◆ EXERCISE DETAILS ◆
Turn every line of the records below into a JSON list of strings, one string per line, and leave out the blank lines.

━━━ RECORDS TO USE ━━━

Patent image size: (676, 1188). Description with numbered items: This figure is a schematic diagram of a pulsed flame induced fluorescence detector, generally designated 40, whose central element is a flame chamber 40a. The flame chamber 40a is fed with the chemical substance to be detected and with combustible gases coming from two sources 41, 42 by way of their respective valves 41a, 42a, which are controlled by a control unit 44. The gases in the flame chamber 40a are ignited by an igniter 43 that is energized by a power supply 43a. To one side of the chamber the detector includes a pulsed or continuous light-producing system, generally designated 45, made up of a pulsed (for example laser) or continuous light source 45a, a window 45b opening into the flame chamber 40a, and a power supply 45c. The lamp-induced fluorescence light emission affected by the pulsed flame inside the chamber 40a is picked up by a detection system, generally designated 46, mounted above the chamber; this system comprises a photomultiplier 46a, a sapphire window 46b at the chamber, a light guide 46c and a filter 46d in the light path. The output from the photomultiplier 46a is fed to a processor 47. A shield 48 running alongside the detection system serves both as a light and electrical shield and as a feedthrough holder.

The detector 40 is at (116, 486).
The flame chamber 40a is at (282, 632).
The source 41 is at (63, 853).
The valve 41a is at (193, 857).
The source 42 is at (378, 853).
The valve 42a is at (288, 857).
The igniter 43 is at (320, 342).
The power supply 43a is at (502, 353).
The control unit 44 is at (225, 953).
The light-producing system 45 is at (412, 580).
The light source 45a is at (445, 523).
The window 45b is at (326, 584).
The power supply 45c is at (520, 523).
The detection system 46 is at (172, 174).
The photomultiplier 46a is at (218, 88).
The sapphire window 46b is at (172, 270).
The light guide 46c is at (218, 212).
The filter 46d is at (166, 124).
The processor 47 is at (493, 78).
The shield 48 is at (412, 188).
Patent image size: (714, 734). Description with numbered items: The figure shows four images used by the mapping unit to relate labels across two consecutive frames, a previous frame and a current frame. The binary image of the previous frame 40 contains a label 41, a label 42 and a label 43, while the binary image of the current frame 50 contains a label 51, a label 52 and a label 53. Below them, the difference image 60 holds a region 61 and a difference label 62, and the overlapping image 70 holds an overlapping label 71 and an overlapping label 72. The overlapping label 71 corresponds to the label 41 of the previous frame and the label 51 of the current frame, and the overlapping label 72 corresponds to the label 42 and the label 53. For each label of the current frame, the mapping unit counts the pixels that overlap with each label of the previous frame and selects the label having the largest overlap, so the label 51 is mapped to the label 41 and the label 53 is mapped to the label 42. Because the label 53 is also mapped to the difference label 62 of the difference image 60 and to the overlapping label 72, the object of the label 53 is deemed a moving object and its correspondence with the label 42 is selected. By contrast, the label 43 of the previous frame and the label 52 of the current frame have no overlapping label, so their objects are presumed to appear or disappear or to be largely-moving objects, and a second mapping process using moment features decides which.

━━━

◆ SOLUTION TO THE PROBLEM ◆
[
  "Patent image size: (676, 1188). Description with numbered items: This figure is a schematic diagram of a pulsed flame induced fluorescence detector, generally designated 40, whose central element is a flame chamber 40a. The flame chamber 40a is fed with the chemical substance to be detected and with combustible gases coming from two sources 41, 42 by way of their respective valves 41a, 42a, which are controlled by a control unit 44. The gases in the flame chamber 40a are ignited by an igniter 43 that is energized by a power supply 43a. To one side of the chamber the detector includes a pulsed or continuous light-producing system, generally designated 45, made up of a pulsed (for example laser) or continuous light source 45a, a window 45b opening into the flame chamber 40a, and a power supply 45c. The lamp-induced fluorescence light emission affected by the pulsed flame inside the chamber 40a is picked up by a detection system, generally designated 46, mounted above the chamber; this system comprises a photomultiplier 46a, a sapphire window 46b at the chamber, a light guide 46c and a filter 46d in the light path. The output from the photomultiplier 46a is fed to a processor 47. A shield 48 running alongside the detection system serves both as a light and electrical shield and as a feedthrough holder.",
  "The detector 40 is at (116, 486).",
  "The flame chamber 40a is at (282, 632).",
  "The source 41 is at (63, 853).",
  "The valve 41a is at (193, 857).",
  "The source 42 is at (378, 853).",
  "The valve 42a is at (288, 857).",
  "The igniter 43 is at (320, 342).",
  "The power supply 43a is at (502, 353).",
  "The control unit 44 is at (225, 953).",
  "The light-producing system 45 is at (412, 580).",
  "The light source 45a is at (445, 523).",
  "The window 45b is at (326, 584).",
  "The power supply 45c is at (520, 523).",
  "The detection system 46 is at (172, 174).",
  "The photomultiplier 46a is at (218, 88).",
  "The sapphire window 46b is at (172, 270).",
  "The light guide 46c is at (218, 212).",
  "The filter 46d is at (166, 124).",
  "The processor 47 is at (493, 78).",
  "The shield 48 is at (412, 188).",
  "Patent image size: (714, 734). Description with numbered items: The figure shows four images used by the mapping unit to relate labels across two consecutive frames, a previous frame and a current frame. The binary image of the previous frame 40 contains a label 41, a label 42 and a label 43, while the binary image of the current frame 50 contains a label 51, a label 52 and a label 53. Below them, the difference image 60 holds a region 61 and a difference label 62, and the overlapping image 70 holds an overlapping label 71 and an overlapping label 72. The overlapping label 71 corresponds to the label 41 of the previous frame and the label 51 of the current frame, and the overlapping label 72 corresponds to the label 42 and the label 53. For each label of the current frame, the mapping unit counts the pixels that overlap with each label of the previous frame and selects the label having the largest overlap, so the label 51 is mapped to the label 41 and the label 53 is mapped to the label 42. Because the label 53 is also mapped to the difference label 62 of the difference image 60 and to the overlapping label 72, the object of the label 53 is deemed a moving object and its correspondence with the label 42 is selected. By contrast, the label 43 of the previous frame and the label 52 of the current frame have no overlapping label, so their objects are presumed to appear or disappear or to be largely-moving objects, and a second mapping process using moment features decides which."
]